Extracted records:

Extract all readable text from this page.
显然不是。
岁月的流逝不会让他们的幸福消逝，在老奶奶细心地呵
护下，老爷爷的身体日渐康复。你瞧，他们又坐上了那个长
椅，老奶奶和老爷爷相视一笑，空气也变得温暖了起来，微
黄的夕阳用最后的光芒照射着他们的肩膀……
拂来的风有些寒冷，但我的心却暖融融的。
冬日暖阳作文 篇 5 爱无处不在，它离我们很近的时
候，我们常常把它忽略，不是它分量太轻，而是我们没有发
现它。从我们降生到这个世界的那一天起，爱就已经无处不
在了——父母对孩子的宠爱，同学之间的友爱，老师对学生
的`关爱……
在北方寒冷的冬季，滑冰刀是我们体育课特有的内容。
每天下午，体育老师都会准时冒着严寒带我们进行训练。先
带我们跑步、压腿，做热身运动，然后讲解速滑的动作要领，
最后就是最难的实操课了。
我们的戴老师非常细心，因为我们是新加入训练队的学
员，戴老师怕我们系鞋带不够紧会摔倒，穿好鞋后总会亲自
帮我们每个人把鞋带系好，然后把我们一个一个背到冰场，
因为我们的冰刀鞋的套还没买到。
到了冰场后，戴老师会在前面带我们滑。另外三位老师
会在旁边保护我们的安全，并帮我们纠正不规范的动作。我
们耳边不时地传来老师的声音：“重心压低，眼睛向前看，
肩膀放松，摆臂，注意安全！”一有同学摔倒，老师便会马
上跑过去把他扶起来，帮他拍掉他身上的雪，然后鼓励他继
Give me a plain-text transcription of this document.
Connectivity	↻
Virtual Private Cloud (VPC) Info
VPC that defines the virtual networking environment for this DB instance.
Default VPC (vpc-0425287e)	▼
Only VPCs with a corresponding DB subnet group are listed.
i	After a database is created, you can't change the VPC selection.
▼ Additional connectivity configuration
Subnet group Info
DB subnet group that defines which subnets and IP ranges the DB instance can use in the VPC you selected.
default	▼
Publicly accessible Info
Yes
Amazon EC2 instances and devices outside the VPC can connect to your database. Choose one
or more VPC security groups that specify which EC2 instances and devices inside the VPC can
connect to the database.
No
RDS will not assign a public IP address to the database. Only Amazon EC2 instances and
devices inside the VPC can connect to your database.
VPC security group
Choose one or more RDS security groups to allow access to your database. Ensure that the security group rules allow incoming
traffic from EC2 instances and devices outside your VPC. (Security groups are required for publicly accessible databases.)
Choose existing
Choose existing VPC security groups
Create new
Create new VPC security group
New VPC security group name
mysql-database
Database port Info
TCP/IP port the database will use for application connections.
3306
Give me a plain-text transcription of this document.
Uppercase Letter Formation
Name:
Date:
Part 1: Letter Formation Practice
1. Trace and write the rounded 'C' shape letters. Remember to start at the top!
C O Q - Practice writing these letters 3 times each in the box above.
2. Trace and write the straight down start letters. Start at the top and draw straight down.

GIVEN INSTRUCTION:
Reproduce the entire listing word for word.

EXERCISE SOLUTION:
Extract all readable text from this page.
显然不是。
岁月的流逝不会让他们的幸福消逝，在老奶奶细心地呵
护下，老爷爷的身体日渐康复。你瞧，他们又坐上了那个长
椅，老奶奶和老爷爷相视一笑，空气也变得温暖了起来，微
黄的夕阳用最后的光芒照射着他们的肩膀……
拂来的风有些寒冷，但我的心却暖融融的。
冬日暖阳作文 篇 5 爱无处不在，它离我们很近的时
候，我们常常把它忽略，不是它分量太轻，而是我们没有发
现它。从我们降生到这个世界的那一天起，爱就已经无处不
在了——父母对孩子的宠爱，同学之间的友爱，老师对学生
的`关爱……
在北方寒冷的冬季，滑冰刀是我们体育课特有的内容。
每天下午，体育老师都会准时冒着严寒带我们进行训练。先
带我们跑步、压腿，做热身运动，然后讲解速滑的动作要领，
最后就是最难的实操课了。
我们的戴老师非常细心，因为我们是新加入训练队的学
员，戴老师怕我们系鞋带不够紧会摔倒，穿好鞋后总会亲自
帮我们每个人把鞋带系好，然后把我们一个一个背到冰场，
因为我们的冰刀鞋的套还没买到。
到了冰场后，戴老师会在前面带我们滑。另外三位老师
会在旁边保护我们的安全，并帮我们纠正不规范的动作。我
们耳边不时地传来老师的声音：“重心压低，眼睛向前看，
肩膀放松，摆臂，注意安全！”一有同学摔倒，老师便会马
上跑过去把他扶起来，帮他拍掉他身上的雪，然后鼓励他继
Give me a plain-text transcription of this document.
Connectivity	↻
Virtual Private Cloud (VPC) Info
VPC that defines the virtual networking environment for this DB instance.
Default VPC (vpc-0425287e)	▼
Only VPCs with a corresponding DB subnet group are listed.
i	After a database is created, you can't change the VPC selection.
▼ Additional connectivity configuration
Subnet group Info
DB subnet group that defines which subnets and IP ranges the DB instance can use in the VPC you selected.
default	▼
Publicly accessible Info
Yes
Amazon EC2 instances and devices outside the VPC can connect to your database. Choose one
or more VPC security groups that specify which EC2 instances and devices inside the VPC can
connect to the database.
No
RDS will not assign a public IP address to the database. Only Amazon EC2 instances and
devices inside the VPC can connect to your database.
VPC security group
Choose one or more RDS security groups to allow access to your database. Ensure that the security group rules allow incoming
traffic from EC2 instances and devices outside your VPC. (Security groups are required for publicly accessible databases.)
Choose existing
Choose existing VPC security groups
Create new
Create new VPC security group
New VPC security group name
mysql-database
Database port Info
TCP/IP port the database will use for application connections.
3306
Give me a plain-text transcription of this document.
Uppercase Letter Formation
Name:
Date:
Part 1: Letter Formation Practice
1. Trace and write the rounded 'C' shape letters. Remember to start at the top!
C O Q - Practice writing these letters 3 times each in the box above.
2. Trace and write the straight down start letters. Start at the top and draw straight down.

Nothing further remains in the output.